■ TASK DIRECTIONS:
The entries below should be output exactly as written.

■ DATASET EXCERPTS:

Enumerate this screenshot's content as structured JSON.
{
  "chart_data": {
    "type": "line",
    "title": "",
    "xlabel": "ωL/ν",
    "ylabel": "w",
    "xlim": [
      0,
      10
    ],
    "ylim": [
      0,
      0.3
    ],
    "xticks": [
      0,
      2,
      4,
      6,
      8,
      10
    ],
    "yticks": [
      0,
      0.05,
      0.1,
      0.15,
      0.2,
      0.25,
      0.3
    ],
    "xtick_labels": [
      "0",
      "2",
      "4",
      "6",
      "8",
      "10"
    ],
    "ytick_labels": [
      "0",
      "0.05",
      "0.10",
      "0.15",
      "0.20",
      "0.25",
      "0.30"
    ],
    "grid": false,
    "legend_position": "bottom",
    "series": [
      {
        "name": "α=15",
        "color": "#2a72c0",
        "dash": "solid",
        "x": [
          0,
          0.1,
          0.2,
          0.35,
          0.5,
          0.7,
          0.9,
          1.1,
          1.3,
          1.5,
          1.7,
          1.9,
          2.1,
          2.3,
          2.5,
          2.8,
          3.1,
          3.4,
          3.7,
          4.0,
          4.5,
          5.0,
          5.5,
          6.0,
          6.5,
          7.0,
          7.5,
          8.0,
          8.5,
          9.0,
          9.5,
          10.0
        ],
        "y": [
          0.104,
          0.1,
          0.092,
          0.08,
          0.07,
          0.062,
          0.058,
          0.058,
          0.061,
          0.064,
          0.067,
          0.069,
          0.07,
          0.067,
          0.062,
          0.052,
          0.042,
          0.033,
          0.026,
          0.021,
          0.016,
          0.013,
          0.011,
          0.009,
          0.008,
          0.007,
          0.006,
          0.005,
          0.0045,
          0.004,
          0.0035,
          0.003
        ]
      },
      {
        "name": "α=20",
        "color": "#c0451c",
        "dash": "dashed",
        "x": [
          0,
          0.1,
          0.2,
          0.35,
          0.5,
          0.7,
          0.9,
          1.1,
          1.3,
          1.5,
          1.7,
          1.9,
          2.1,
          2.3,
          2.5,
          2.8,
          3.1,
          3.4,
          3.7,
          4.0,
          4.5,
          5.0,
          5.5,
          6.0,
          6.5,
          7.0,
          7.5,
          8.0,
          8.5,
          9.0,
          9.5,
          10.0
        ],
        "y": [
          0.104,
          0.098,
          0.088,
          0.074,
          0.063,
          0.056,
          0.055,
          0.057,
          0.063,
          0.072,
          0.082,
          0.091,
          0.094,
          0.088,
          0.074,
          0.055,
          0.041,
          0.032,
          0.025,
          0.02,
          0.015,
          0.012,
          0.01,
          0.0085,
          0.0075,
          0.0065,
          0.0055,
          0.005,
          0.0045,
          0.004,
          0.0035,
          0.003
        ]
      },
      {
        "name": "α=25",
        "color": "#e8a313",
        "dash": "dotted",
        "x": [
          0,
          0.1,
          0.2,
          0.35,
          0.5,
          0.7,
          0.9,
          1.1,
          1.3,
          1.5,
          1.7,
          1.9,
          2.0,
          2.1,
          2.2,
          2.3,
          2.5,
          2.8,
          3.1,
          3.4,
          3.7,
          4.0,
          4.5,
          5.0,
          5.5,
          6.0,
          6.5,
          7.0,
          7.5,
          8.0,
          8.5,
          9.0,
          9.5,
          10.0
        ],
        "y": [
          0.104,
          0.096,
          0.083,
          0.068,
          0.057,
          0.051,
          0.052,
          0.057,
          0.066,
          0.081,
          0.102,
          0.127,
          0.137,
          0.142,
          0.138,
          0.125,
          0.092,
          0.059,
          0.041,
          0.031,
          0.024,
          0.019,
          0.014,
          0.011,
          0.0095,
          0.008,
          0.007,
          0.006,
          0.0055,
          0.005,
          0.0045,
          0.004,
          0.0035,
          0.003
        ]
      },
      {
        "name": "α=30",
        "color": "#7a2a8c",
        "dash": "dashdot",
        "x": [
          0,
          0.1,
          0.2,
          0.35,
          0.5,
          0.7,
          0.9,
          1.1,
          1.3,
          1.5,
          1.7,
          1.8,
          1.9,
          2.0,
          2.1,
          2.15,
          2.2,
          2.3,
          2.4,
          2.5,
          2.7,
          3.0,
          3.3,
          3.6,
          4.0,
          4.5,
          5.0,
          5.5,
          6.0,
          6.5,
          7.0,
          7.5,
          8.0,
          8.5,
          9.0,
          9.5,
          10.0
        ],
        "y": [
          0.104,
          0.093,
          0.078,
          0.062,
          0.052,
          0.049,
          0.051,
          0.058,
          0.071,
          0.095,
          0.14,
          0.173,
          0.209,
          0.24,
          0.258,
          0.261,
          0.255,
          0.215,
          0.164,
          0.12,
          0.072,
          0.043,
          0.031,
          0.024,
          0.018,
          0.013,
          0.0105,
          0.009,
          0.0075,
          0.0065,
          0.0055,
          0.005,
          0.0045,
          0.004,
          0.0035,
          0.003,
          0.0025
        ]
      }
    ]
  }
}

■ TASK RESULT:
Enumerate this screenshot's content as structured JSON.
{
  "chart_data": {
    "type": "line",
    "title": "",
    "xlabel": "ωL/ν",
    "ylabel": "w",
    "xlim": [
      0,
      10
    ],
    "ylim": [
      0,
      0.3
    ],
    "xticks": [
      0,
      2,
      4,
      6,
      8,
      10
    ],
    "yticks": [
      0,
      0.05,
      0.1,
      0.15,
      0.2,
      0.25,
      0.3
    ],
    "xtick_labels": [
      "0",
      "2",
      "4",
      "6",
      "8",
      "10"
    ],
    "ytick_labels": [
      "0",
      "0.05",
      "0.10",
      "0.15",
      "0.20",
      "0.25",
      "0.30"
    ],
    "grid": false,
    "legend_position": "bottom",
    "series": [
      {
        "name": "α=15",
        "color": "#2a72c0",
        "dash": "solid",
        "x": [
          0,
          0.1,
          0.2,
          0.35,
          0.5,
          0.7,
          0.9,
          1.1,
          1.3,
          1.5,
          1.7,
          1.9,
          2.1,
          2.3,
          2.5,
          2.8,
          3.1,
          3.4,
          3.7,
          4.0,
          4.5,
          5.0,
          5.5,
          6.0,
          6.5,
          7.0,
          7.5,
          8.0,
          8.5,
          9.0,
          9.5,
          10.0
        ],
        "y": [
          0.104,
          0.1,
          0.092,
          0.08,
          0.07,
          0.062,
          0.058,
          0.058,
          0.061,
          0.064,
          0.067,
          0.069,
          0.07,
          0.067,
          0.062,
          0.052,
          0.042,
          0.033,
          0.026,
          0.021,
          0.016,
          0.013,
          0.011,
          0.009,
          0.008,
          0.007,
          0.006,
          0.005,
          0.0045,
          0.004,
          0.0035,
          0.003
        ]
      },
      {
        "name": "α=20",
        "color": "#c0451c",
        "dash": "dashed",
        "x": [
          0,
          0.1,
          0.2,
          0.35,
          0.5,
          0.7,
          0.9,
          1.1,
          1.3,
          1.5,
          1.7,
          1.9,
          2.1,
          2.3,
          2.5,
          2.8,
          3.1,
          3.4,
          3.7,
          4.0,
          4.5,
          5.0,
          5.5,
          6.0,
          6.5,
          7.0,
          7.5,
          8.0,
          8.5,
          9.0,
          9.5,
          10.0
        ],
        "y": [
          0.104,
          0.098,
          0.088,
          0.074,
          0.063,
          0.056,
          0.055,
          0.057,
          0.063,
          0.072,
          0.082,
          0.091,
          0.094,
          0.088,
          0.074,
          0.055,
          0.041,
          0.032,
          0.025,
          0.02,
          0.015,
          0.012,
          0.01,
          0.0085,
          0.0075,
          0.0065,
          0.0055,
          0.005,
          0.0045,
          0.004,
          0.0035,
          0.003
        ]
      },
      {
        "name": "α=25",
        "color": "#e8a313",
        "dash": "dotted",
        "x": [
          0,
          0.1,
          0.2,
          0.35,
          0.5,
          0.7,
          0.9,
          1.1,
          1.3,
          1.5,
          1.7,
          1.9,
          2.0,
          2.1,
          2.2,
          2.3,
          2.5,
          2.8,
          3.1,
          3.4,
          3.7,
          4.0,
          4.5,
          5.0,
          5.5,
          6.0,
          6.5,
          7.0,
          7.5,
          8.0,
          8.5,
          9.0,
          9.5,
          10.0
        ],
        "y": [
          0.104,
          0.096,
          0.083,
          0.068,
          0.057,
          0.051,
          0.052,
          0.057,
          0.066,
          0.081,
          0.102,
          0.127,
          0.137,
          0.142,
          0.138,
          0.125,
          0.092,
          0.059,
          0.041,
          0.031,
          0.024,
          0.019,
          0.014,
          0.011,
          0.0095,
          0.008,
          0.007,
          0.006,
          0.0055,
          0.005,
          0.0045,
          0.004,
          0.0035,
          0.003
        ]
      },
      {
        "name": "α=30",
        "color": "#7a2a8c",
        "dash": "dashdot",
        "x": [
          0,
          0.1,
          0.2,
          0.35,
          0.5,
          0.7,
          0.9,
          1.1,
          1.3,
          1.5,
          1.7,
          1.8,
          1.9,
          2.0,
          2.1,
          2.15,
          2.2,
          2.3,
          2.4,
          2.5,
          2.7,
          3.0,
          3.3,
          3.6,
          4.0,
          4.5,
          5.0,
          5.5,
          6.0,
          6.5,
          7.0,
          7.5,
          8.0,
          8.5,
          9.0,
          9.5,
          10.0
        ],
        "y": [
          0.104,
          0.093,
          0.078,
          0.062,
          0.052,
          0.049,
          0.051,
          0.058,
          0.071,
          0.095,
          0.14,
          0.173,
          0.209,
          0.24,
          0.258,
          0.261,
          0.255,
          0.215,
          0.164,
          0.12,
          0.072,
          0.043,
          0.031,
          0.024,
          0.018,
          0.013,
          0.0105,
          0.009,
          0.0075,
          0.0065,
          0.0055,
          0.005,
          0.0045,
          0.004,
          0.0035,
          0.003,
          0.0025
        ]
      }
    ]
  }
}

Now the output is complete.